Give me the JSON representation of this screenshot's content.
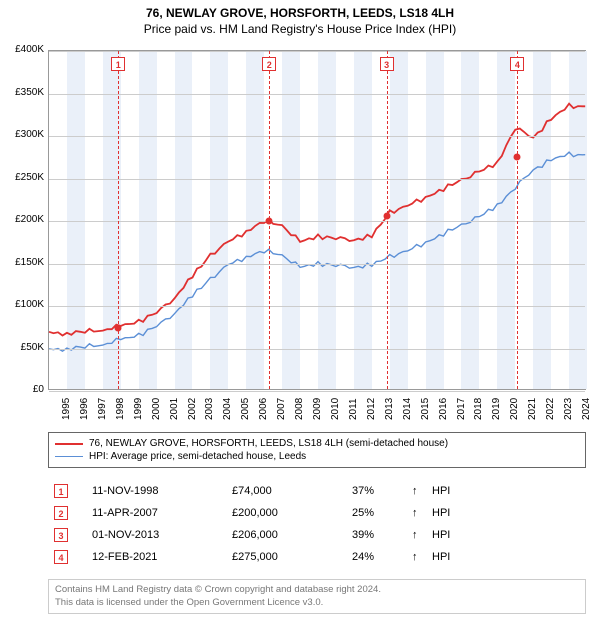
{
  "header": {
    "title": "76, NEWLAY GROVE, HORSFORTH, LEEDS, LS18 4LH",
    "subtitle": "Price paid vs. HM Land Registry's House Price Index (HPI)"
  },
  "chart": {
    "type": "line",
    "background_color": "#ffffff",
    "band_color": "#eaf0f9",
    "grid_color": "#cccccc",
    "border_color": "#999999",
    "x_years": [
      1995,
      1996,
      1997,
      1998,
      1999,
      2000,
      2001,
      2002,
      2003,
      2004,
      2005,
      2006,
      2007,
      2008,
      2009,
      2010,
      2011,
      2012,
      2013,
      2014,
      2015,
      2016,
      2017,
      2018,
      2019,
      2020,
      2021,
      2022,
      2023,
      2024
    ],
    "y_min": 0,
    "y_max": 400000,
    "y_step": 50000,
    "y_labels": [
      "£0",
      "£50K",
      "£100K",
      "£150K",
      "£200K",
      "£250K",
      "£300K",
      "£350K",
      "£400K"
    ],
    "series": [
      {
        "name": "property",
        "label": "76, NEWLAY GROVE, HORSFORTH, LEEDS, LS18 4LH (semi-detached house)",
        "color": "#e03030",
        "width": 1.8,
        "values": [
          68000,
          68000,
          70000,
          72000,
          76000,
          82000,
          92000,
          110000,
          135000,
          160000,
          175000,
          188000,
          200000,
          195000,
          175000,
          182000,
          180000,
          178000,
          182000,
          210000,
          218000,
          228000,
          238000,
          248000,
          258000,
          268000,
          310000,
          298000,
          320000,
          335000
        ]
      },
      {
        "name": "hpi",
        "label": "HPI: Average price, semi-detached house, Leeds",
        "color": "#5b8fd6",
        "width": 1.4,
        "values": [
          48000,
          50000,
          52000,
          55000,
          60000,
          66000,
          76000,
          92000,
          112000,
          132000,
          148000,
          158000,
          165000,
          160000,
          145000,
          150000,
          148000,
          146000,
          148000,
          158000,
          165000,
          175000,
          185000,
          195000,
          205000,
          218000,
          240000,
          260000,
          272000,
          278000
        ]
      }
    ],
    "transactions": [
      {
        "n": "1",
        "year": 1998.86,
        "price": 74000
      },
      {
        "n": "2",
        "year": 2007.28,
        "price": 200000
      },
      {
        "n": "3",
        "year": 2013.83,
        "price": 206000
      },
      {
        "n": "4",
        "year": 2021.12,
        "price": 275000
      }
    ]
  },
  "legend": {
    "items": [
      {
        "color": "#e03030",
        "width": 2,
        "label": "76, NEWLAY GROVE, HORSFORTH, LEEDS, LS18 4LH (semi-detached house)"
      },
      {
        "color": "#5b8fd6",
        "width": 1.4,
        "label": "HPI: Average price, semi-detached house, Leeds"
      }
    ]
  },
  "table": {
    "rows": [
      {
        "n": "1",
        "date": "11-NOV-1998",
        "price": "£74,000",
        "pct": "37%",
        "arrow": "↑",
        "ref": "HPI"
      },
      {
        "n": "2",
        "date": "11-APR-2007",
        "price": "£200,000",
        "pct": "25%",
        "arrow": "↑",
        "ref": "HPI"
      },
      {
        "n": "3",
        "date": "01-NOV-2013",
        "price": "£206,000",
        "pct": "39%",
        "arrow": "↑",
        "ref": "HPI"
      },
      {
        "n": "4",
        "date": "12-FEB-2021",
        "price": "£275,000",
        "pct": "24%",
        "arrow": "↑",
        "ref": "HPI"
      }
    ]
  },
  "footer": {
    "line1": "Contains HM Land Registry data © Crown copyright and database right 2024.",
    "line2": "This data is licensed under the Open Government Licence v3.0."
  }
}
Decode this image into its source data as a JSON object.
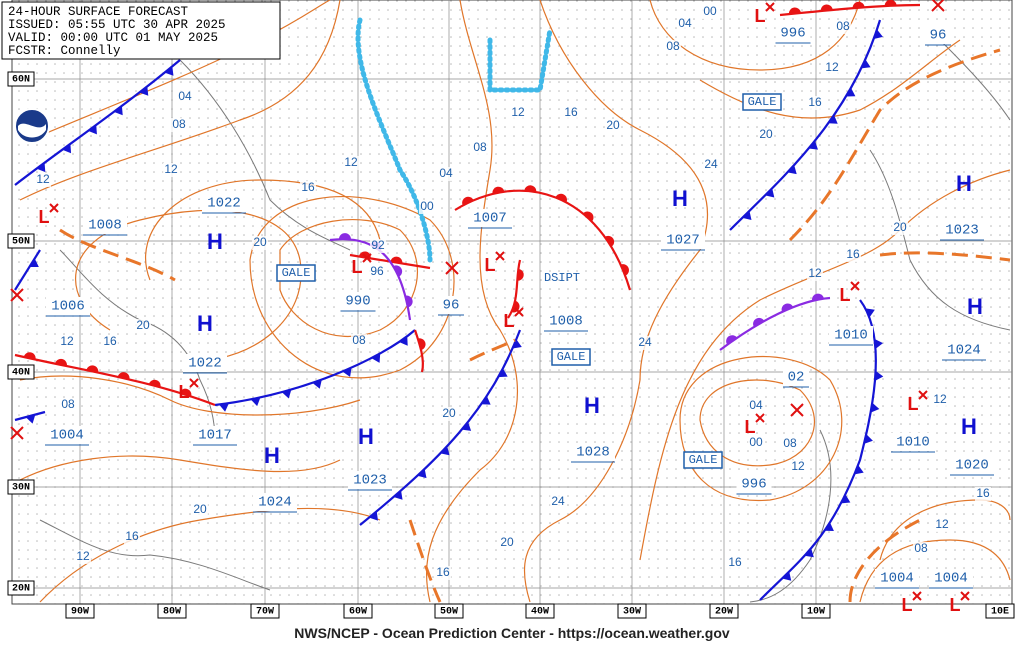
{
  "header": {
    "lines": [
      "24-HOUR SURFACE FORECAST",
      "ISSUED: 05:55 UTC 30 APR 2025",
      "VALID:  00:00 UTC 01 MAY 2025",
      "FCSTR:  Connelly"
    ]
  },
  "lat_labels": [
    "60N",
    "50N",
    "40N",
    "30N",
    "20N"
  ],
  "lon_labels": [
    "90W",
    "80W",
    "70W",
    "60W",
    "50W",
    "40W",
    "30W",
    "20W",
    "10W",
    "10E"
  ],
  "highs": [
    "H",
    "H",
    "H",
    "H",
    "H",
    "H",
    "H",
    "H",
    "H"
  ],
  "lows": [
    "L",
    "L",
    "L",
    "L",
    "L",
    "L",
    "L",
    "L",
    "L",
    "L",
    "L"
  ],
  "pressure_labels": [
    "1008",
    "1006",
    "1022",
    "1022",
    "1017",
    "1024",
    "1023",
    "990",
    "96",
    "1007",
    "1008",
    "1027",
    "1028",
    "996",
    "02",
    "1010",
    "1010",
    "1004",
    "1004",
    "1004",
    "1020",
    "1024",
    "1023",
    "996",
    "96"
  ],
  "isobar_labels": [
    "04",
    "08",
    "12",
    "12",
    "16",
    "20",
    "12",
    "08",
    "04",
    "00",
    "12",
    "16",
    "20",
    "24",
    "20",
    "16",
    "12",
    "08",
    "04",
    "08",
    "00",
    "20",
    "16",
    "12",
    "08",
    "08",
    "20",
    "24",
    "24",
    "20",
    "16",
    "16",
    "12",
    "20",
    "12",
    "16",
    "20",
    "04",
    "08",
    "12",
    "00",
    "16",
    "12",
    "16",
    "12",
    "08",
    "92",
    "96"
  ],
  "gale_labels": [
    "GALE",
    "GALE",
    "GALE",
    "GALE"
  ],
  "dissipating_label": "DSIPT",
  "footer": "NWS/NCEP - Ocean Prediction Center - https://ocean.weather.gov"
}
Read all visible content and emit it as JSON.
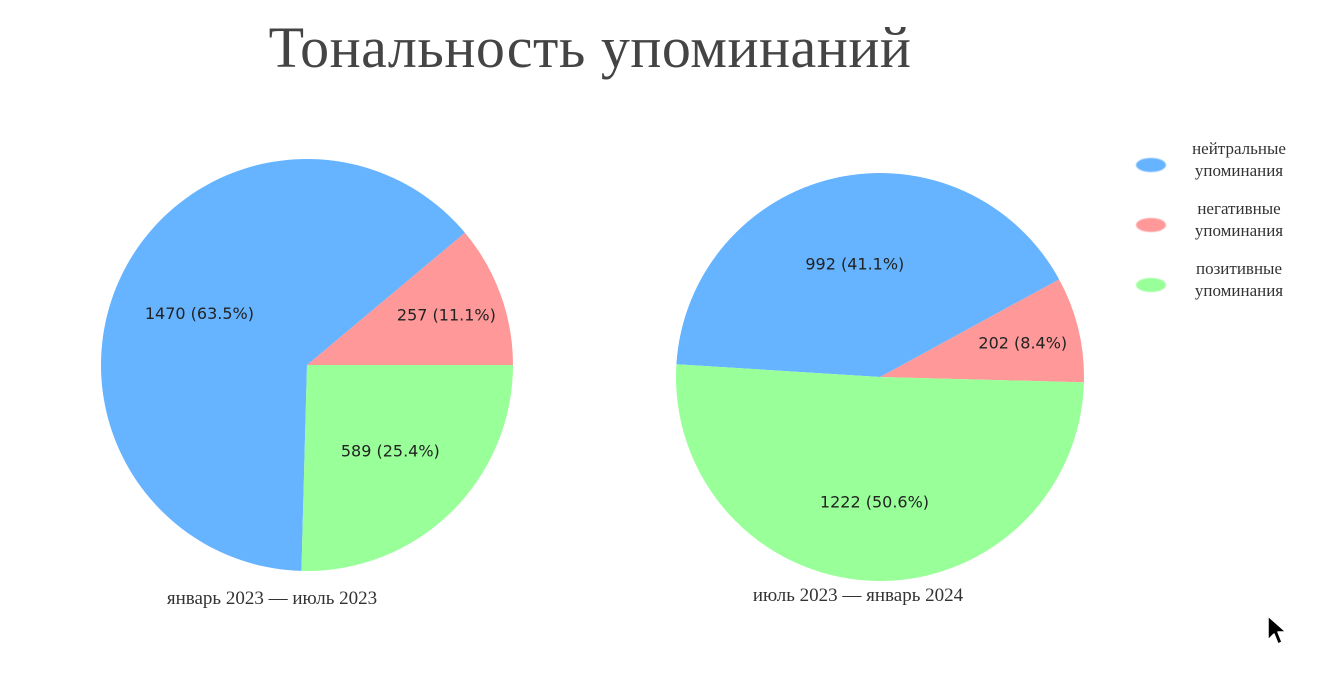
{
  "title": "Тональность упоминаний",
  "legend": [
    {
      "label_line1": "нейтральные",
      "label_line2": "упоминания",
      "color": "#66b3ff"
    },
    {
      "label_line1": "негативные",
      "label_line2": "упоминания",
      "color": "#ff9999"
    },
    {
      "label_line1": "позитивные",
      "label_line2": "упоминания",
      "color": "#99ff99"
    }
  ],
  "chart_data": [
    {
      "type": "pie",
      "caption": "январь 2023 — июль 2023",
      "slices": [
        {
          "name": "нейтральные упоминания",
          "value": 1470,
          "percent": 63.5,
          "label": "1470 (63.5%)",
          "color": "#66b3ff"
        },
        {
          "name": "негативные упоминания",
          "value": 257,
          "percent": 11.1,
          "label": "257 (11.1%)",
          "color": "#ff9999"
        },
        {
          "name": "позитивные упоминания",
          "value": 589,
          "percent": 25.4,
          "label": "589 (25.4%)",
          "color": "#99ff99"
        }
      ]
    },
    {
      "type": "pie",
      "caption": "июль 2023 — январь 2024",
      "slices": [
        {
          "name": "нейтральные упоминания",
          "value": 992,
          "percent": 41.1,
          "label": "992 (41.1%)",
          "color": "#66b3ff"
        },
        {
          "name": "негативные упоминания",
          "value": 202,
          "percent": 8.4,
          "label": "202 (8.4%)",
          "color": "#ff9999"
        },
        {
          "name": "позитивные упоминания",
          "value": 1222,
          "percent": 50.6,
          "label": "1222 (50.6%)",
          "color": "#99ff99"
        }
      ]
    }
  ]
}
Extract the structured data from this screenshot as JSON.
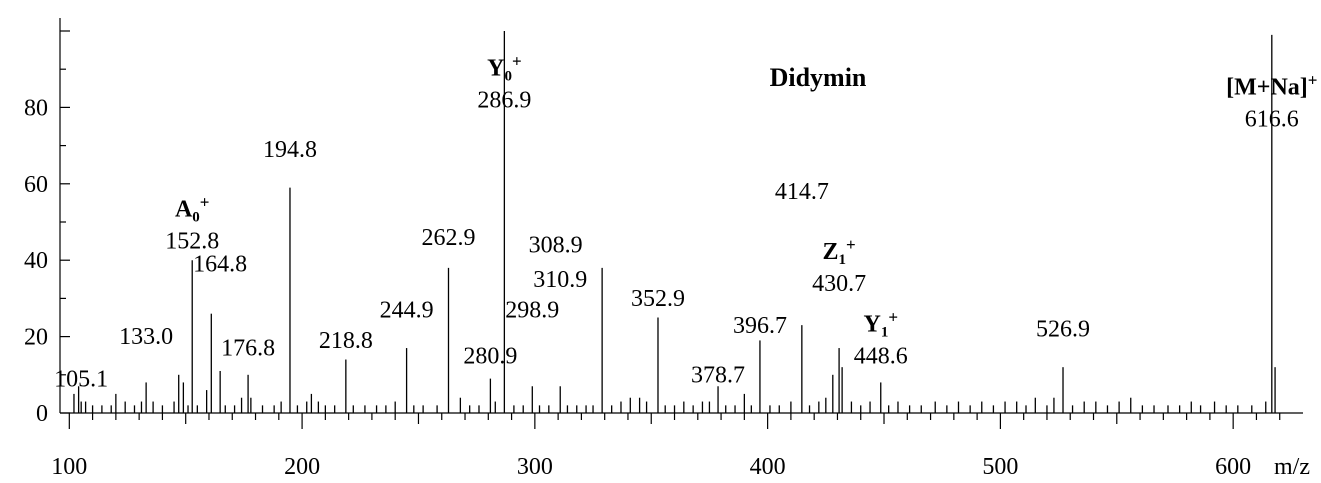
{
  "chart_data": {
    "type": "bar",
    "title": "Didymin",
    "xlabel": "m/z",
    "ylabel": "",
    "xlim": [
      96,
      630
    ],
    "ylim": [
      0,
      100
    ],
    "xticks": [
      100,
      200,
      300,
      400,
      500,
      600
    ],
    "yticks": [
      0,
      20,
      40,
      60,
      80
    ],
    "peaks": [
      {
        "x": 102,
        "y": 5
      },
      {
        "x": 104,
        "y": 7
      },
      {
        "x": 105.1,
        "y": 3
      },
      {
        "x": 107,
        "y": 3
      },
      {
        "x": 110,
        "y": 2
      },
      {
        "x": 114,
        "y": 2
      },
      {
        "x": 118,
        "y": 2
      },
      {
        "x": 120,
        "y": 5
      },
      {
        "x": 124,
        "y": 3
      },
      {
        "x": 128,
        "y": 2
      },
      {
        "x": 131,
        "y": 3
      },
      {
        "x": 133.0,
        "y": 8
      },
      {
        "x": 136,
        "y": 3
      },
      {
        "x": 140,
        "y": 2
      },
      {
        "x": 145,
        "y": 3
      },
      {
        "x": 147,
        "y": 10
      },
      {
        "x": 149,
        "y": 8
      },
      {
        "x": 151,
        "y": 2
      },
      {
        "x": 152.8,
        "y": 40
      },
      {
        "x": 155,
        "y": 2
      },
      {
        "x": 159,
        "y": 6
      },
      {
        "x": 161,
        "y": 26
      },
      {
        "x": 164.8,
        "y": 11
      },
      {
        "x": 167,
        "y": 2
      },
      {
        "x": 171,
        "y": 2
      },
      {
        "x": 174,
        "y": 4
      },
      {
        "x": 176.8,
        "y": 10
      },
      {
        "x": 178,
        "y": 4
      },
      {
        "x": 183,
        "y": 2
      },
      {
        "x": 188,
        "y": 2
      },
      {
        "x": 191,
        "y": 3
      },
      {
        "x": 194.8,
        "y": 59
      },
      {
        "x": 198,
        "y": 2
      },
      {
        "x": 202,
        "y": 3
      },
      {
        "x": 204,
        "y": 5
      },
      {
        "x": 207,
        "y": 3
      },
      {
        "x": 210,
        "y": 2
      },
      {
        "x": 214,
        "y": 2
      },
      {
        "x": 218.8,
        "y": 14
      },
      {
        "x": 222,
        "y": 2
      },
      {
        "x": 227,
        "y": 2
      },
      {
        "x": 232,
        "y": 2
      },
      {
        "x": 236,
        "y": 2
      },
      {
        "x": 240,
        "y": 3
      },
      {
        "x": 244.9,
        "y": 17
      },
      {
        "x": 248,
        "y": 2
      },
      {
        "x": 252,
        "y": 2
      },
      {
        "x": 258,
        "y": 2
      },
      {
        "x": 262.9,
        "y": 38
      },
      {
        "x": 268,
        "y": 4
      },
      {
        "x": 272,
        "y": 2
      },
      {
        "x": 276,
        "y": 2
      },
      {
        "x": 280.9,
        "y": 9
      },
      {
        "x": 283,
        "y": 3
      },
      {
        "x": 286.9,
        "y": 100
      },
      {
        "x": 291,
        "y": 2
      },
      {
        "x": 295,
        "y": 2
      },
      {
        "x": 298.9,
        "y": 7
      },
      {
        "x": 302,
        "y": 2
      },
      {
        "x": 306,
        "y": 2
      },
      {
        "x": 310.9,
        "y": 7
      },
      {
        "x": 314,
        "y": 2
      },
      {
        "x": 318,
        "y": 2
      },
      {
        "x": 322,
        "y": 2
      },
      {
        "x": 325,
        "y": 2
      },
      {
        "x": 328.9,
        "y": 38
      },
      {
        "x": 333,
        "y": 2
      },
      {
        "x": 337,
        "y": 3
      },
      {
        "x": 341,
        "y": 4
      },
      {
        "x": 345,
        "y": 4
      },
      {
        "x": 348,
        "y": 3
      },
      {
        "x": 352.9,
        "y": 25
      },
      {
        "x": 356,
        "y": 2
      },
      {
        "x": 360,
        "y": 2
      },
      {
        "x": 364,
        "y": 3
      },
      {
        "x": 368,
        "y": 2
      },
      {
        "x": 372,
        "y": 3
      },
      {
        "x": 375,
        "y": 3
      },
      {
        "x": 378.7,
        "y": 7
      },
      {
        "x": 382,
        "y": 2
      },
      {
        "x": 386,
        "y": 2
      },
      {
        "x": 390,
        "y": 5
      },
      {
        "x": 393,
        "y": 2
      },
      {
        "x": 396.7,
        "y": 19
      },
      {
        "x": 401,
        "y": 2
      },
      {
        "x": 405,
        "y": 2
      },
      {
        "x": 410,
        "y": 3
      },
      {
        "x": 414.7,
        "y": 23
      },
      {
        "x": 418,
        "y": 2
      },
      {
        "x": 422,
        "y": 3
      },
      {
        "x": 425,
        "y": 4
      },
      {
        "x": 428,
        "y": 10
      },
      {
        "x": 430.7,
        "y": 17
      },
      {
        "x": 432,
        "y": 12
      },
      {
        "x": 436,
        "y": 3
      },
      {
        "x": 440,
        "y": 2
      },
      {
        "x": 444,
        "y": 3
      },
      {
        "x": 448.6,
        "y": 8
      },
      {
        "x": 452,
        "y": 2
      },
      {
        "x": 456,
        "y": 3
      },
      {
        "x": 461,
        "y": 2
      },
      {
        "x": 466,
        "y": 2
      },
      {
        "x": 472,
        "y": 3
      },
      {
        "x": 477,
        "y": 2
      },
      {
        "x": 482,
        "y": 3
      },
      {
        "x": 487,
        "y": 2
      },
      {
        "x": 492,
        "y": 3
      },
      {
        "x": 497,
        "y": 2
      },
      {
        "x": 502,
        "y": 3
      },
      {
        "x": 507,
        "y": 3
      },
      {
        "x": 511,
        "y": 2
      },
      {
        "x": 515,
        "y": 4
      },
      {
        "x": 520,
        "y": 2
      },
      {
        "x": 523,
        "y": 4
      },
      {
        "x": 526.9,
        "y": 12
      },
      {
        "x": 531,
        "y": 2
      },
      {
        "x": 536,
        "y": 3
      },
      {
        "x": 541,
        "y": 3
      },
      {
        "x": 546,
        "y": 2
      },
      {
        "x": 551,
        "y": 3
      },
      {
        "x": 556,
        "y": 4
      },
      {
        "x": 561,
        "y": 2
      },
      {
        "x": 566,
        "y": 2
      },
      {
        "x": 572,
        "y": 2
      },
      {
        "x": 577,
        "y": 2
      },
      {
        "x": 582,
        "y": 3
      },
      {
        "x": 586,
        "y": 2
      },
      {
        "x": 592,
        "y": 3
      },
      {
        "x": 597,
        "y": 2
      },
      {
        "x": 602,
        "y": 2
      },
      {
        "x": 608,
        "y": 2
      },
      {
        "x": 614,
        "y": 3
      },
      {
        "x": 616.6,
        "y": 99
      },
      {
        "x": 618,
        "y": 12
      }
    ],
    "annotations": [
      {
        "text": "105.1",
        "x": 105.1,
        "y": 7,
        "ion": ""
      },
      {
        "text": "133.0",
        "x": 133.0,
        "y": 18,
        "ion": ""
      },
      {
        "text": "152.8",
        "x": 152.8,
        "y": 43,
        "ion": "A0+"
      },
      {
        "text": "164.8",
        "x": 164.8,
        "y": 37,
        "ion": ""
      },
      {
        "text": "176.8",
        "x": 176.8,
        "y": 15,
        "ion": ""
      },
      {
        "text": "194.8",
        "x": 194.8,
        "y": 67,
        "ion": ""
      },
      {
        "text": "218.8",
        "x": 218.8,
        "y": 17,
        "ion": ""
      },
      {
        "text": "244.9",
        "x": 244.9,
        "y": 25,
        "ion": ""
      },
      {
        "text": "262.9",
        "x": 262.9,
        "y": 44,
        "ion": ""
      },
      {
        "text": "280.9",
        "x": 280.9,
        "y": 13,
        "ion": ""
      },
      {
        "text": "286.9",
        "x": 286.9,
        "y": 80,
        "ion": "Y0+"
      },
      {
        "text": "310.9",
        "x": 310.9,
        "y": 33,
        "ion": ""
      },
      {
        "text": "298.9",
        "x": 298.9,
        "y": 25,
        "ion": ""
      },
      {
        "text": "308.9",
        "x": 308.9,
        "y": 42,
        "ion": ""
      },
      {
        "text": "352.9",
        "x": 352.9,
        "y": 28,
        "ion": ""
      },
      {
        "text": "378.7",
        "x": 378.7,
        "y": 8,
        "ion": ""
      },
      {
        "text": "396.7",
        "x": 396.7,
        "y": 21,
        "ion": ""
      },
      {
        "text": "414.7",
        "x": 414.7,
        "y": 56,
        "ion": ""
      },
      {
        "text": "430.7",
        "x": 430.7,
        "y": 32,
        "ion": "Z1+"
      },
      {
        "text": "448.6",
        "x": 448.6,
        "y": 13,
        "ion": "Y1+"
      },
      {
        "text": "526.9",
        "x": 526.9,
        "y": 20,
        "ion": ""
      },
      {
        "text": "616.6",
        "x": 616.6,
        "y": 75,
        "ion": "[M+Na]+"
      }
    ],
    "ion_labels": {
      "A0+": {
        "main": "A",
        "sub": "0",
        "sup": "+"
      },
      "Y0+": {
        "main": "Y",
        "sub": "0",
        "sup": "+"
      },
      "Z1+": {
        "main": "Z",
        "sub": "1",
        "sup": "+"
      },
      "Y1+": {
        "main": "Y",
        "sub": "1",
        "sup": "+"
      },
      "[M+Na]+": {
        "main": "[M+Na]",
        "sub": "",
        "sup": "+"
      }
    },
    "grid": false,
    "legend": "none"
  }
}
────────────────
- _WORK INSTRUCTIONS_:
Single out each line of the records above with the string "percent" in it, and copy it.

- _FULL ANSWER_:
          "percent": 63.5,
          "percent": 11.1,
          "percent": 25.4,
          "percent": 41.1,
          "percent": 8.4,
          "percent": 50.6,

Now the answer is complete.